SHORT EXERCISE :: State the number of lines where "Share" appears. Add nothing else.

SUPPLIED DATA ::

— START —

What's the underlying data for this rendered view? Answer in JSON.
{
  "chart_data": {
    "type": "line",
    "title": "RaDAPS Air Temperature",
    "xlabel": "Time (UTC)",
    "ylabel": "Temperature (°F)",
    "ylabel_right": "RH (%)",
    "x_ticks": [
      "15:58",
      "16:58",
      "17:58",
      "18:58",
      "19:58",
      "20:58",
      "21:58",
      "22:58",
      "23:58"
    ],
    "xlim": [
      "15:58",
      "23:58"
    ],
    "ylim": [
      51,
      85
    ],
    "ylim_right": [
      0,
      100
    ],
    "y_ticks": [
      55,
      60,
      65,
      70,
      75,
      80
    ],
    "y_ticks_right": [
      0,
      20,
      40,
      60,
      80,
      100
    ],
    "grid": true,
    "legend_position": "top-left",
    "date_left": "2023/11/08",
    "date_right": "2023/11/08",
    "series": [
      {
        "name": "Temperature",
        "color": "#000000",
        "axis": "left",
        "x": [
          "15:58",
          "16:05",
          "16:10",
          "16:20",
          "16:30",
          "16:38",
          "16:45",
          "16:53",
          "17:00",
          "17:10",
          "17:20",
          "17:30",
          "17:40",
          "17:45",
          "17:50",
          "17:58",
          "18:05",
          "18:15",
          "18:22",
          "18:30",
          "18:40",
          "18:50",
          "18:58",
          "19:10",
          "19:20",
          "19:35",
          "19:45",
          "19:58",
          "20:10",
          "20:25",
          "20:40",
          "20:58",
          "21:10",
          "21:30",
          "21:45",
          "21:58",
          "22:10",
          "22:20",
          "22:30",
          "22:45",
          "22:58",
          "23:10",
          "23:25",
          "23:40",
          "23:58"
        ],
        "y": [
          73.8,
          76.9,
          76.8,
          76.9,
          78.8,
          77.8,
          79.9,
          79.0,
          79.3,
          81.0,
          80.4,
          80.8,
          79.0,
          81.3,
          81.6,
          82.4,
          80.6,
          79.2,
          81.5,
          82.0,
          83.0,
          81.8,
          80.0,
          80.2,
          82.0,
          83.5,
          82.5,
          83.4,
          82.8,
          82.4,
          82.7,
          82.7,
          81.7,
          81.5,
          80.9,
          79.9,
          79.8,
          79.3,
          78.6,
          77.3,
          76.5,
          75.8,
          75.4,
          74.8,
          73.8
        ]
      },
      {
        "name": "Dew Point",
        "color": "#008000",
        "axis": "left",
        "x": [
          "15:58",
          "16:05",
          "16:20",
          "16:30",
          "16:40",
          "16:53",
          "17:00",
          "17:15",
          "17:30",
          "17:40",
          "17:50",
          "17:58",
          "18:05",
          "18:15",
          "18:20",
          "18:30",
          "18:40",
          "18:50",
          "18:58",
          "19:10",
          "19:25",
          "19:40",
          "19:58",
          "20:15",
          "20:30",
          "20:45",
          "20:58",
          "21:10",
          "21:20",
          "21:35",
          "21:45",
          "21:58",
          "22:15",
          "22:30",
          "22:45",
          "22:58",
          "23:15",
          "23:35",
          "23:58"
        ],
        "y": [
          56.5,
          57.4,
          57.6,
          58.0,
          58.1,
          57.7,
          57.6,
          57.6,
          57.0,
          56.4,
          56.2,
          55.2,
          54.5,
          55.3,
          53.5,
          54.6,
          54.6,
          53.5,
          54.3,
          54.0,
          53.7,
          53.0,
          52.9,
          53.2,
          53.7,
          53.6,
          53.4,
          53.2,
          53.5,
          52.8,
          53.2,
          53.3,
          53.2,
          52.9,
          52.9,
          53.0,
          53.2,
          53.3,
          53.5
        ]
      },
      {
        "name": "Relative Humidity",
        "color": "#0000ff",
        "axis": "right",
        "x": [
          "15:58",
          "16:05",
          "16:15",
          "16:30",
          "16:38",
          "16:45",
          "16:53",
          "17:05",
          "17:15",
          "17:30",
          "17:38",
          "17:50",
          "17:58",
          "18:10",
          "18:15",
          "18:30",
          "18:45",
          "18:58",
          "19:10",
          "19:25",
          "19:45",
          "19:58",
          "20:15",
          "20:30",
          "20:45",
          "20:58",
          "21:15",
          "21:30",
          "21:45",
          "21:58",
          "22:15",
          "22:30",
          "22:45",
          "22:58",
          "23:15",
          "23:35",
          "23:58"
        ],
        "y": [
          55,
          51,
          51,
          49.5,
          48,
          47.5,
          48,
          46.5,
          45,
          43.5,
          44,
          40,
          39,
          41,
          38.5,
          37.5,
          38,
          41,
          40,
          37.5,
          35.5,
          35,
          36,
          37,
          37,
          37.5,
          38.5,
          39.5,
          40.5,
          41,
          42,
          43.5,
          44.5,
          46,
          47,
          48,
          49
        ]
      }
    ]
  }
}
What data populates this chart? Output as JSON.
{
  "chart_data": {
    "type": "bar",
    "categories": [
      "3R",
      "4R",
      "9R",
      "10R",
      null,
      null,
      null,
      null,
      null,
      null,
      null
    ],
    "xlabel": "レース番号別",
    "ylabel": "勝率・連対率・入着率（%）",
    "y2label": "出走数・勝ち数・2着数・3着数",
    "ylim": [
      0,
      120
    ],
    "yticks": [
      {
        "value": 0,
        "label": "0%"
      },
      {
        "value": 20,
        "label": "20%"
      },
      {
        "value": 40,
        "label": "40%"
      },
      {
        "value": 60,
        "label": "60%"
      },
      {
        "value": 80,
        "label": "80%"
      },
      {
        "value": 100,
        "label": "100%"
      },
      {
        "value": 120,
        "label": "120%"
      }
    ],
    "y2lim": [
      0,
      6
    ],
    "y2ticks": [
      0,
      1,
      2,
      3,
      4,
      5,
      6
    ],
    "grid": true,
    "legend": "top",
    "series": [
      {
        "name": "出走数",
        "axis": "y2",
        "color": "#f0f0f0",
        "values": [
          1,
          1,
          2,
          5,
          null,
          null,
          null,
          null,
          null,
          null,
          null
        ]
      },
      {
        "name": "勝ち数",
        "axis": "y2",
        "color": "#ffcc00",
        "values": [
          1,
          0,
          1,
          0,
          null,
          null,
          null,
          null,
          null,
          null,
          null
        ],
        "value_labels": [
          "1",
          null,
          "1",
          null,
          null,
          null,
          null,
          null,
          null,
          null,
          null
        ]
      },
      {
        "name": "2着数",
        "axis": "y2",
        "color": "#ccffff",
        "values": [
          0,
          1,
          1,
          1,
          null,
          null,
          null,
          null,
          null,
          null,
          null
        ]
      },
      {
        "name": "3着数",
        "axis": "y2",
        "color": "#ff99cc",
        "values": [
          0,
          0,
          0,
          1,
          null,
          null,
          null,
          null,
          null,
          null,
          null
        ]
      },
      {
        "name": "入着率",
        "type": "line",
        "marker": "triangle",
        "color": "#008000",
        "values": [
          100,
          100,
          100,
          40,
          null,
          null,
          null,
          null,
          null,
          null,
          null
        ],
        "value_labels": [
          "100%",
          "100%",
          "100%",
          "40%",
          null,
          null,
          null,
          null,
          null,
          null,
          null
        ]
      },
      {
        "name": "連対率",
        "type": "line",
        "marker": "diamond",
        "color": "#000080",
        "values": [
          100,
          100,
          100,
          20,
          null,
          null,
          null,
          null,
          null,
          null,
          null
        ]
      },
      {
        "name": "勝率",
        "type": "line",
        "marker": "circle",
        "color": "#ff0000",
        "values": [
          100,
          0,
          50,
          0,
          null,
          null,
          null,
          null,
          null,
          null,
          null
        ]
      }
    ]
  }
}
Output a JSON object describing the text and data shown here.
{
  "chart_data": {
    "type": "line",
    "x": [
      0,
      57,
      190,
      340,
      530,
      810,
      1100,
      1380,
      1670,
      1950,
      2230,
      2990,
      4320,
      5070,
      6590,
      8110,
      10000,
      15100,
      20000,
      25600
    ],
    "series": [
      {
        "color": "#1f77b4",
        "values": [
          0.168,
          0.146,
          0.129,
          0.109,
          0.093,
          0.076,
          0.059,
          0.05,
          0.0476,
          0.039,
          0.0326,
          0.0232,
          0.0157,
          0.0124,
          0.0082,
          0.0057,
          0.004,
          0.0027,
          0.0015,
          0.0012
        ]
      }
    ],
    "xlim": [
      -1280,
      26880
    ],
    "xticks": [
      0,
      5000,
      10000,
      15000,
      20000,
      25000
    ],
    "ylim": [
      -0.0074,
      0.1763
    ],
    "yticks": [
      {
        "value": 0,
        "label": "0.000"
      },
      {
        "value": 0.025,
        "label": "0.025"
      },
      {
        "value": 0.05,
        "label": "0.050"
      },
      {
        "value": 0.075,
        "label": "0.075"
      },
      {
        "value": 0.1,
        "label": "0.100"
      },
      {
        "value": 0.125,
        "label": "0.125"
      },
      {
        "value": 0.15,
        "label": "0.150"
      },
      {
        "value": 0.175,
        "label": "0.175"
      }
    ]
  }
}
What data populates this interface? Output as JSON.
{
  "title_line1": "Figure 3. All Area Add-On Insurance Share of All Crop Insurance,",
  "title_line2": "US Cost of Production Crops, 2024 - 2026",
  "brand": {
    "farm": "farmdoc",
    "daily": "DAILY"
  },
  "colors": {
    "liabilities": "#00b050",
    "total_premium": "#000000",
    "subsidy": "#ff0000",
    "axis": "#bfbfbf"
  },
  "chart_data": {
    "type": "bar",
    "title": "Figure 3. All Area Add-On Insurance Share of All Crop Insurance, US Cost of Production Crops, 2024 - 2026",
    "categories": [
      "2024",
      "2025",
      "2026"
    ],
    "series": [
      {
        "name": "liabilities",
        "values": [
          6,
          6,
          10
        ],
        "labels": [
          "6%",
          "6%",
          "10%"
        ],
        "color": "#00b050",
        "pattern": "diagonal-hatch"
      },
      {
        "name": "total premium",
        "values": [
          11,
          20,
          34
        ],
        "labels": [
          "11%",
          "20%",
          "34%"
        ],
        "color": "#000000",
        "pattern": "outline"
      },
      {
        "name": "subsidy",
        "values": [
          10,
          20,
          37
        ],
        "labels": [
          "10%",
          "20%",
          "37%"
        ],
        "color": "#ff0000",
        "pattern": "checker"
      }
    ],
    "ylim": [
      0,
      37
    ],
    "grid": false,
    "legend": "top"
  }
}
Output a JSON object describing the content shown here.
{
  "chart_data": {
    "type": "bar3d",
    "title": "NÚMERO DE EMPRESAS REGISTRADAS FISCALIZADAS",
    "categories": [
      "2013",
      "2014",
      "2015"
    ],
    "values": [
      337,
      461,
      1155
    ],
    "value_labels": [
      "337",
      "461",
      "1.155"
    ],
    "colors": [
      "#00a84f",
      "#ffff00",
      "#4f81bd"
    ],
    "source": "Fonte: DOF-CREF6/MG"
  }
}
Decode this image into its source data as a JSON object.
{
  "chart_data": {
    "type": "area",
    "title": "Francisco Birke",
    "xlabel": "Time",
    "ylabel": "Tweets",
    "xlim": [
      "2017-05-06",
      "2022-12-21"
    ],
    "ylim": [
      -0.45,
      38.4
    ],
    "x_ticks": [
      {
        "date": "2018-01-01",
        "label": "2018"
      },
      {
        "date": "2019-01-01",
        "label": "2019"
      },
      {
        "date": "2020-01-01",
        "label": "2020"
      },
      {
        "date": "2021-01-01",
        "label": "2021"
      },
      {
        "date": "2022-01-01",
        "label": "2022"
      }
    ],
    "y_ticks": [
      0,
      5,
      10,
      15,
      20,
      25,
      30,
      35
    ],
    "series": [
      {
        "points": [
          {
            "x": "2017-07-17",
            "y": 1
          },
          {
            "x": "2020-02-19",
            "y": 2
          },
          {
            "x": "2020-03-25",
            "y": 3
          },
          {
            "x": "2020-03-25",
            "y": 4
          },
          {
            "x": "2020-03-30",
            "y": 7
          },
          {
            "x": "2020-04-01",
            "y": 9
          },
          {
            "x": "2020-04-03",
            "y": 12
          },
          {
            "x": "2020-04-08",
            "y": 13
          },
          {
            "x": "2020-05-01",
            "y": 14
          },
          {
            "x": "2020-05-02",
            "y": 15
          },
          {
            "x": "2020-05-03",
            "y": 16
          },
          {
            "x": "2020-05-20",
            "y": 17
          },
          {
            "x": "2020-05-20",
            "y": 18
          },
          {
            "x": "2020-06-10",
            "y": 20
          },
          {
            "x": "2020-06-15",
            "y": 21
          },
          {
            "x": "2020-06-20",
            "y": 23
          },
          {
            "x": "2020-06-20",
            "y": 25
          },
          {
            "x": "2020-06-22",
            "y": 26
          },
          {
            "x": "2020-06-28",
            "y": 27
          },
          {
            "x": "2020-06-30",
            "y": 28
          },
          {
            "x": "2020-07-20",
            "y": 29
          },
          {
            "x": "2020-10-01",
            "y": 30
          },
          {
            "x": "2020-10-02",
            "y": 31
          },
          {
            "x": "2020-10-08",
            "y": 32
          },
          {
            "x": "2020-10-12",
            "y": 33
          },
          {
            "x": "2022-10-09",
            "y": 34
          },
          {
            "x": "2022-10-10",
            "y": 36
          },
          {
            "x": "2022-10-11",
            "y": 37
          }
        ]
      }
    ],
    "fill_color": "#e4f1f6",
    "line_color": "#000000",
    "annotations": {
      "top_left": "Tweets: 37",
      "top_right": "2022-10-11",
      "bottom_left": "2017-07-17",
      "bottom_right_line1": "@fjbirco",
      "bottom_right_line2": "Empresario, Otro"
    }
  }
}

— END —

TASK RESULT :: 2